* [Task details]: Gather each line of the records where "label" appears.

--- Start of Available data ---

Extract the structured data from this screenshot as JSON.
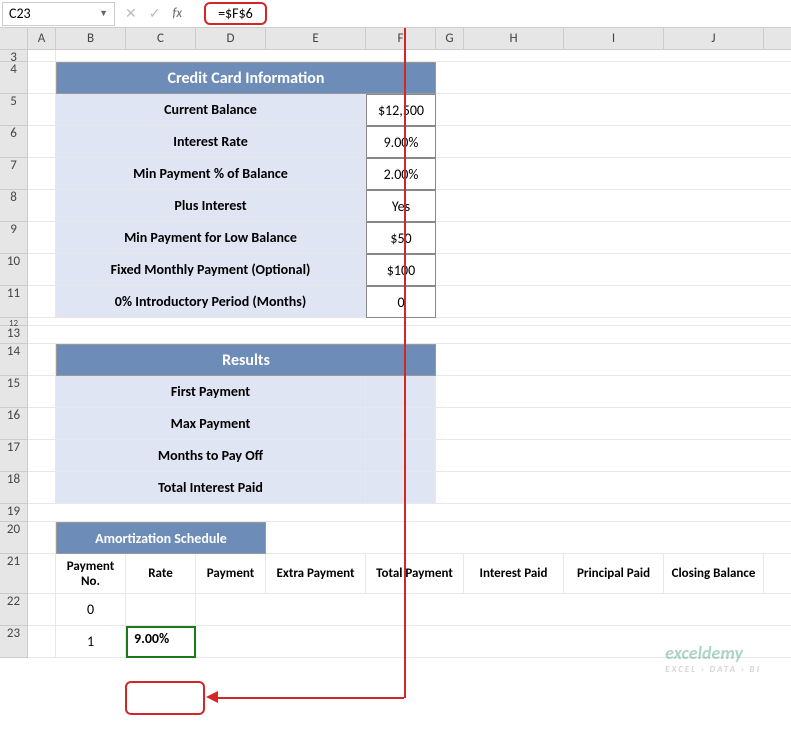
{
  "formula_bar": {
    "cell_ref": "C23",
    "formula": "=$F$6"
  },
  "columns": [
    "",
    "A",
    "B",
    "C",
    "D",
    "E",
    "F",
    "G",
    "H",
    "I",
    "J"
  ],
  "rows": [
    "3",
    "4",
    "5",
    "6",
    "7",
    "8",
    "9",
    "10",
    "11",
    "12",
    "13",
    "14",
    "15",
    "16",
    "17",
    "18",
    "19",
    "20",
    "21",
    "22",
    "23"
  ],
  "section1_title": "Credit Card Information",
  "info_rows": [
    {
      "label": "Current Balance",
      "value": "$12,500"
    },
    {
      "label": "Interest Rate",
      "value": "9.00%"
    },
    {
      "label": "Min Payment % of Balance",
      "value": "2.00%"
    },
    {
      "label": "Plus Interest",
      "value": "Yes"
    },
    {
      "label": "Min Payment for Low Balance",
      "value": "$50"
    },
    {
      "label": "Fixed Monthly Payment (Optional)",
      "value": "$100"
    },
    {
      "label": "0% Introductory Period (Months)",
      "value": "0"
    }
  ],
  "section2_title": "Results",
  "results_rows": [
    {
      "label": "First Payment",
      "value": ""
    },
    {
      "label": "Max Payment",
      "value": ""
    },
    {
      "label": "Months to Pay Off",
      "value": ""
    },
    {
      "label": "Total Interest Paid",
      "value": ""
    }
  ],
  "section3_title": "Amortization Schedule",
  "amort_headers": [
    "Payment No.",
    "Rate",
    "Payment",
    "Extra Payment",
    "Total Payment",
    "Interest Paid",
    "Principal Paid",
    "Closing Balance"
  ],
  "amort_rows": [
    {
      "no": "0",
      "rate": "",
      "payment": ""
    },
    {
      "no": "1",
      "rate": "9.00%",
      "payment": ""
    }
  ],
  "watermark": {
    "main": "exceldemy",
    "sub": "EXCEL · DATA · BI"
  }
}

--- End of Available data ---

* [Task solution]:
      "label": "Current Balance",
      "label": "Interest Rate",
      "label": "Min Payment % of Balance",
      "label": "Plus Interest",
      "label": "Min Payment for Low Balance",
      "label": "Fixed Monthly Payment (Optional)",
      "label": "0% Introductory Period (Months)",
      "label": "First Payment",
      "label": "Max Payment",
      "label": "Months to Pay Off",
      "label": "Total Interest Paid",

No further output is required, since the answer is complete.